- _Requirements_
From the listing below, copy every line with the word "screenshot".

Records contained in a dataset

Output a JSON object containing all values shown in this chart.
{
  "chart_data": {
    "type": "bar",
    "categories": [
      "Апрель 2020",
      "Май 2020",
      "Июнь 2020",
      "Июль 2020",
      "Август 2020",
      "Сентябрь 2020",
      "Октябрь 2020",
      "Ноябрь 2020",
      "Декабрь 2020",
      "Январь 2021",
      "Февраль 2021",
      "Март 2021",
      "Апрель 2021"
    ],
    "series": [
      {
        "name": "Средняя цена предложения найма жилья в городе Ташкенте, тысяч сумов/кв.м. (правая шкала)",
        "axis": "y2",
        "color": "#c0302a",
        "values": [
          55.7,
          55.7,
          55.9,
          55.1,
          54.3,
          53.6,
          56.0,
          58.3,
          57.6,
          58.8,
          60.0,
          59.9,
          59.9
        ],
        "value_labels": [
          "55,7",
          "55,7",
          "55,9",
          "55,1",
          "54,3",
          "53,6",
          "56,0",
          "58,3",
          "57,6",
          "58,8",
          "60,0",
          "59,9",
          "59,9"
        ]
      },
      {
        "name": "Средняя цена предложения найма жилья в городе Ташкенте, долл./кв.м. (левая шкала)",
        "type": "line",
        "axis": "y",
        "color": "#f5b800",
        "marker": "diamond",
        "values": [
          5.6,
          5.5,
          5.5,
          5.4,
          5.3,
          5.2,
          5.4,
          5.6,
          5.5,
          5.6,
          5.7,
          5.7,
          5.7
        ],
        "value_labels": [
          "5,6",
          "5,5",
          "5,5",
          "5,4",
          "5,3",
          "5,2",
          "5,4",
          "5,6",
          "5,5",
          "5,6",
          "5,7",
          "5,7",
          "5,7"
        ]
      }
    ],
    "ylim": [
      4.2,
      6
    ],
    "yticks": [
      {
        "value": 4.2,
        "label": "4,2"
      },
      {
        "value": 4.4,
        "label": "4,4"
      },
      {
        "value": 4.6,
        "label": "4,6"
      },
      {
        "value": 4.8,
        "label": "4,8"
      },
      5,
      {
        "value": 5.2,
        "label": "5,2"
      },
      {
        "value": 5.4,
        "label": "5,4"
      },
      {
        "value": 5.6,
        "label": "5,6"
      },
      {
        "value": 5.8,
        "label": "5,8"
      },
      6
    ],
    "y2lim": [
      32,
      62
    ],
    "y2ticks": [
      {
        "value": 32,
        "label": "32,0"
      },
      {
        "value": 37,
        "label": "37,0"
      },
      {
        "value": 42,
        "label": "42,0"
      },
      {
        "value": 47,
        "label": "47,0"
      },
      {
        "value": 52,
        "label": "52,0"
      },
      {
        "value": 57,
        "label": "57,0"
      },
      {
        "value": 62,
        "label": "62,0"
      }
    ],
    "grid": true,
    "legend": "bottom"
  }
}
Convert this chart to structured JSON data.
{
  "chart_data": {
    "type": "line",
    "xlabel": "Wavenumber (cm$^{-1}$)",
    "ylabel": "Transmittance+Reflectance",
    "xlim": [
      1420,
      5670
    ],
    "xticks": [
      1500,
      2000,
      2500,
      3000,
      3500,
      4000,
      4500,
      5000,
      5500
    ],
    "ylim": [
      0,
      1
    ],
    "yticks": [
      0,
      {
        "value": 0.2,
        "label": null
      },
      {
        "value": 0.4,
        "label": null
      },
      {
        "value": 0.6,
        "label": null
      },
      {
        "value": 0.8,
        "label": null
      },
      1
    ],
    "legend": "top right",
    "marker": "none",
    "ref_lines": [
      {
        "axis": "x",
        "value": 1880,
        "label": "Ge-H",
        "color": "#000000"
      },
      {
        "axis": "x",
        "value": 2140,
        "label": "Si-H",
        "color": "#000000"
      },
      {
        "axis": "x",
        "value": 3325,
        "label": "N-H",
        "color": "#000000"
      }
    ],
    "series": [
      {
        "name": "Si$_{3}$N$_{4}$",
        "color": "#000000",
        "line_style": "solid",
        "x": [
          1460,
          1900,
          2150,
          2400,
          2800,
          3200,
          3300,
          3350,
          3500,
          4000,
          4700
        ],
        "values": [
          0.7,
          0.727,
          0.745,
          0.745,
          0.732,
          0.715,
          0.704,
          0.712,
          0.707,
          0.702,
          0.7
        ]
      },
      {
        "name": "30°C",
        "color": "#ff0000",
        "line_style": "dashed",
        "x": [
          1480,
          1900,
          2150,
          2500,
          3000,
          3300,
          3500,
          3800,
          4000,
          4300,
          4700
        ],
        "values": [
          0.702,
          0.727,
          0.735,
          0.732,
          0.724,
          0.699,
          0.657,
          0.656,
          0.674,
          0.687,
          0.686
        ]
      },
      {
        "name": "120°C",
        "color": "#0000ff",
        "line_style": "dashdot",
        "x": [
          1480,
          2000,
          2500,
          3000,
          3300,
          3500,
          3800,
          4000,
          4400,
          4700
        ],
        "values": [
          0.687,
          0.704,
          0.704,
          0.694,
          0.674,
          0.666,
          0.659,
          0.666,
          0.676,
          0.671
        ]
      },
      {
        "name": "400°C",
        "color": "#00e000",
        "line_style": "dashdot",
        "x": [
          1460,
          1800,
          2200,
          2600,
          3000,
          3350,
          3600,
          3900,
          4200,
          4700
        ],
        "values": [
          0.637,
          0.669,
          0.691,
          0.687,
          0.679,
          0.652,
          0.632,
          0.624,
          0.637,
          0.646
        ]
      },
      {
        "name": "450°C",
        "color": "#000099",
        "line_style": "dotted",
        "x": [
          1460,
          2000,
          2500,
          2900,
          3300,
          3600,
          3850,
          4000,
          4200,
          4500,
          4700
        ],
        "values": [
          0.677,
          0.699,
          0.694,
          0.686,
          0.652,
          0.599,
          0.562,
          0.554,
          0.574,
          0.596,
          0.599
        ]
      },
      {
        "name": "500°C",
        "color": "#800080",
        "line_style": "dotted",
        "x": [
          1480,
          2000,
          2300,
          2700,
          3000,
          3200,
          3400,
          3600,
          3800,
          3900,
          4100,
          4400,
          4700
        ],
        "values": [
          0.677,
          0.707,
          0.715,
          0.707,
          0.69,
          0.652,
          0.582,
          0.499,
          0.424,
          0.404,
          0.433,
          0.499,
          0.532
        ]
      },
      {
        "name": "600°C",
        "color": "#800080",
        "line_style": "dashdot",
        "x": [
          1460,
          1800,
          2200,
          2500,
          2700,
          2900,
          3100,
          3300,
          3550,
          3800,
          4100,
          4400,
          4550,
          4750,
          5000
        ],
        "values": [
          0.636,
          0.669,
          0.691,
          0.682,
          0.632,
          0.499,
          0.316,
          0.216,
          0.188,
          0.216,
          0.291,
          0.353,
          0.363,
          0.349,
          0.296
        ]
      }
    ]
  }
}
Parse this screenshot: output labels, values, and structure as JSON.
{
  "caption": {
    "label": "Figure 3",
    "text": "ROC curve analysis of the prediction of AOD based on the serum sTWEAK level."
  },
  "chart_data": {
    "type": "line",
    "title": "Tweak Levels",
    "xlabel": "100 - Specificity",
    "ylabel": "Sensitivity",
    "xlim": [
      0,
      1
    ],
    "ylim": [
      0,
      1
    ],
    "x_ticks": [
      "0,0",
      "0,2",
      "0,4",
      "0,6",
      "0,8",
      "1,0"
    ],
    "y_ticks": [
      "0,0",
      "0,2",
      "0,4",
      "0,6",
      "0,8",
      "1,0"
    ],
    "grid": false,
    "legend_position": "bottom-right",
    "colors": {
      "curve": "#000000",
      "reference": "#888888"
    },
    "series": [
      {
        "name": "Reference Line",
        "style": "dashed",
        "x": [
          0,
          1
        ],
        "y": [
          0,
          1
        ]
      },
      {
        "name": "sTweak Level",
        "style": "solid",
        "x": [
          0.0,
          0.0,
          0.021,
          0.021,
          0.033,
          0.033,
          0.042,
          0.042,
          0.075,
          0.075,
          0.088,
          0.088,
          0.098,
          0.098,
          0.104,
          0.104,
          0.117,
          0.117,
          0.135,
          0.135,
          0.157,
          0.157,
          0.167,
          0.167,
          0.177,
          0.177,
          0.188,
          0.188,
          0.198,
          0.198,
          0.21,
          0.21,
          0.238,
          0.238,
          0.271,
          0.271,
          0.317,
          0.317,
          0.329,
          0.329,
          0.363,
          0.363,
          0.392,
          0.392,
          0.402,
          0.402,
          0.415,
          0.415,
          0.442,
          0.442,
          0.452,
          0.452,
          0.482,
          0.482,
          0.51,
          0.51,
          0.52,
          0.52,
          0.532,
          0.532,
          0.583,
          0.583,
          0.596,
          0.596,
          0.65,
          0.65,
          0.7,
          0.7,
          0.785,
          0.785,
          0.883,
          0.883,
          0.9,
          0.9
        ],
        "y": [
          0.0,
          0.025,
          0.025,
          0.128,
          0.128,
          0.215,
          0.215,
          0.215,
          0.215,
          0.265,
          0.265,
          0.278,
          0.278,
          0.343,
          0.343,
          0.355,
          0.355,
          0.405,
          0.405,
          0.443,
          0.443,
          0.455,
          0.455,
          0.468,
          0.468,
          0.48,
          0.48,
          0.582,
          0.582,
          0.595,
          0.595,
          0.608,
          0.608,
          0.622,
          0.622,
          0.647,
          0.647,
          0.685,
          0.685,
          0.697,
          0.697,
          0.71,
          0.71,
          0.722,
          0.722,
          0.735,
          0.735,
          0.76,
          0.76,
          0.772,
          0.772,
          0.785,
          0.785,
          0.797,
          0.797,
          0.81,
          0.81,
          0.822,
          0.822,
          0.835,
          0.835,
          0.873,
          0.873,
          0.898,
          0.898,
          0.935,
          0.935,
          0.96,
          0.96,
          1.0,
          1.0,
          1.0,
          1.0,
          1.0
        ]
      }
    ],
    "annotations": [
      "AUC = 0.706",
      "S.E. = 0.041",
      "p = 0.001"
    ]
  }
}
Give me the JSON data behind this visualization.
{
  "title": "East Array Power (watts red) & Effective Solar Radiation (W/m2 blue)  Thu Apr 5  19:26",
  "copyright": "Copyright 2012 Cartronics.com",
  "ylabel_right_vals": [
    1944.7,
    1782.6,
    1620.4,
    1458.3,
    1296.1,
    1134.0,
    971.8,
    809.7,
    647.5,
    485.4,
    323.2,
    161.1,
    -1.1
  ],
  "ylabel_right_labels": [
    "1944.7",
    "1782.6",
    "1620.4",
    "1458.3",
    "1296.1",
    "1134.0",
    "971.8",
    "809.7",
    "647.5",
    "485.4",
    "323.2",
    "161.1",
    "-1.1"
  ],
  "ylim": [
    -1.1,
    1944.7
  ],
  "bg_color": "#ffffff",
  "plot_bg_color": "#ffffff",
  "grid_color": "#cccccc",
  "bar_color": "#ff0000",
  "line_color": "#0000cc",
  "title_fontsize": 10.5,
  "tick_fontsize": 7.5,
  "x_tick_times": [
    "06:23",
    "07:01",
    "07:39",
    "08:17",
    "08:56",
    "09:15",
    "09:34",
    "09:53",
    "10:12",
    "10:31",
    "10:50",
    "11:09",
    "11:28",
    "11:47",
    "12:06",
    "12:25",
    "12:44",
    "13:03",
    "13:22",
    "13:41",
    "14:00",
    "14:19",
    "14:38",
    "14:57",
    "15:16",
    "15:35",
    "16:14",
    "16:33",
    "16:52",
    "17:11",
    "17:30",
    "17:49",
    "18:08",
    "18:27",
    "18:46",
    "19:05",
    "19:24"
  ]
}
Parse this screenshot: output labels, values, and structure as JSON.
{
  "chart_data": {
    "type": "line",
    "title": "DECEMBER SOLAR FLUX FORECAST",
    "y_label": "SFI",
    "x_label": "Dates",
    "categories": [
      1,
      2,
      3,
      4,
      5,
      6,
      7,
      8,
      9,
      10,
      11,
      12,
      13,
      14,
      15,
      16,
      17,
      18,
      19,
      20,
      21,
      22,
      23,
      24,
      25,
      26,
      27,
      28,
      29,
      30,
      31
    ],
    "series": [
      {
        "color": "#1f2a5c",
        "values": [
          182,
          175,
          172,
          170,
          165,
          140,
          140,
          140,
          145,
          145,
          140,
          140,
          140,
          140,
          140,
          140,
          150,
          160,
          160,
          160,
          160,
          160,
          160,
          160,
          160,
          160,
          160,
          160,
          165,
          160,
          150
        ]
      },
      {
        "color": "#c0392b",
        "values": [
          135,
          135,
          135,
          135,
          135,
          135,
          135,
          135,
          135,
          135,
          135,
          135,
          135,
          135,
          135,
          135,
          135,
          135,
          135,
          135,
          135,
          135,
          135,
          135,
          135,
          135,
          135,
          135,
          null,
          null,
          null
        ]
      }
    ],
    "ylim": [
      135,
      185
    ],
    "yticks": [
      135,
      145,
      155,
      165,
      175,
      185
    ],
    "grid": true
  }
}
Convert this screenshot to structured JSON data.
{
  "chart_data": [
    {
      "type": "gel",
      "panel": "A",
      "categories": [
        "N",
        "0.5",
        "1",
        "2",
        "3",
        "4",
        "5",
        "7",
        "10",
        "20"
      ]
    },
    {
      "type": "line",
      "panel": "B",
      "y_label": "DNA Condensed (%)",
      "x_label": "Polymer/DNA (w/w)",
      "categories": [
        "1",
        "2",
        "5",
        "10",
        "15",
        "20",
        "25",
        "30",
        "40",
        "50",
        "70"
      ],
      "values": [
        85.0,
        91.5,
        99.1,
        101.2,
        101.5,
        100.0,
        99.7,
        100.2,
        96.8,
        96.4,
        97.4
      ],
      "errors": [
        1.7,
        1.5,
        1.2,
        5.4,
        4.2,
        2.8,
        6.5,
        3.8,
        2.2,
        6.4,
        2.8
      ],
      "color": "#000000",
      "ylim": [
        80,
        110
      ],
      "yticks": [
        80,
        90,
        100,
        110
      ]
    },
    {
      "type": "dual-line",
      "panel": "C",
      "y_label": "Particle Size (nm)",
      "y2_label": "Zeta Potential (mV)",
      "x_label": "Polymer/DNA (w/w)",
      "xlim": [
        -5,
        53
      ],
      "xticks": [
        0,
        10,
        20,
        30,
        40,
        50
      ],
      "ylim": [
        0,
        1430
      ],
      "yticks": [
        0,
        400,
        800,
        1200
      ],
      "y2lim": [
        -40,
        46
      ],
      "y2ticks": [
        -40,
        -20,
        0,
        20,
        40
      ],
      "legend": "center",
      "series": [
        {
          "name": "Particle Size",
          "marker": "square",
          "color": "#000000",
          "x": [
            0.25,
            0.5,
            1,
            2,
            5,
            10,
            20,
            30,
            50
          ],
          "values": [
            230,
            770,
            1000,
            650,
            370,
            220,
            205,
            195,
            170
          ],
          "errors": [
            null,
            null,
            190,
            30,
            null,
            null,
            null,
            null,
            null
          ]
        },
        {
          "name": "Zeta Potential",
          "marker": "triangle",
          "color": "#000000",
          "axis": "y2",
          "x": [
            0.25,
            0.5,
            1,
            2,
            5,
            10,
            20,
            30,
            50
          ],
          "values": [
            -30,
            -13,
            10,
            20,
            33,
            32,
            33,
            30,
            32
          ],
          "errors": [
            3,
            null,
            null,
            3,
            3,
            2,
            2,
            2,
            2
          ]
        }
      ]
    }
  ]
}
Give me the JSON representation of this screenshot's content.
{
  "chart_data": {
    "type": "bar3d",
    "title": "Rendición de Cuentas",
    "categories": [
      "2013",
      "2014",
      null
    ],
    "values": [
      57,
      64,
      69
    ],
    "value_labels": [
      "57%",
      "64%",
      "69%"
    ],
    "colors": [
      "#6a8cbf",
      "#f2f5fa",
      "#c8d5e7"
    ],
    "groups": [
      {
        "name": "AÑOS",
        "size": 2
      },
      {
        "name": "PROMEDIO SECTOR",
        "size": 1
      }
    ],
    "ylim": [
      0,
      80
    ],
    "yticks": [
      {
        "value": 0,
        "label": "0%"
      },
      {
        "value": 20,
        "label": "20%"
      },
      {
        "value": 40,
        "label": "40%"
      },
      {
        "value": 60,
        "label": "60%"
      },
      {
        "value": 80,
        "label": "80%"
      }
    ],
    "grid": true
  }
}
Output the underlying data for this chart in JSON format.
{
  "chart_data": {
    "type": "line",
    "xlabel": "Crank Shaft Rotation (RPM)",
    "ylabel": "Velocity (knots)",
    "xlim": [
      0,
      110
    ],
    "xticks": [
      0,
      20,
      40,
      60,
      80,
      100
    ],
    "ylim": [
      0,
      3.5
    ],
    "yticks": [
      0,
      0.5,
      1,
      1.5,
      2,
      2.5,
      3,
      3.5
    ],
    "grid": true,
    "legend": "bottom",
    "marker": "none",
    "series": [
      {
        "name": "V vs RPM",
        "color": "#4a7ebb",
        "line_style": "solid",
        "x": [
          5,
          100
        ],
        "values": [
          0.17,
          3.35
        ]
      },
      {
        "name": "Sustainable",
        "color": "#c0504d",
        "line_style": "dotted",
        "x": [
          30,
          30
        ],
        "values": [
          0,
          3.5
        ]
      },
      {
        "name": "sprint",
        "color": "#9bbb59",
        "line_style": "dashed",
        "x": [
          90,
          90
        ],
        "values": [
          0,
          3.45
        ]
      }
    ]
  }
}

- _Output of the task_
Parse this screenshot: output labels, values, and structure as JSON.
Parse this screenshot: output labels, values, and structure as JSON.
Convert this screenshot to structured JSON data.
Give me the JSON representation of this screenshot's content.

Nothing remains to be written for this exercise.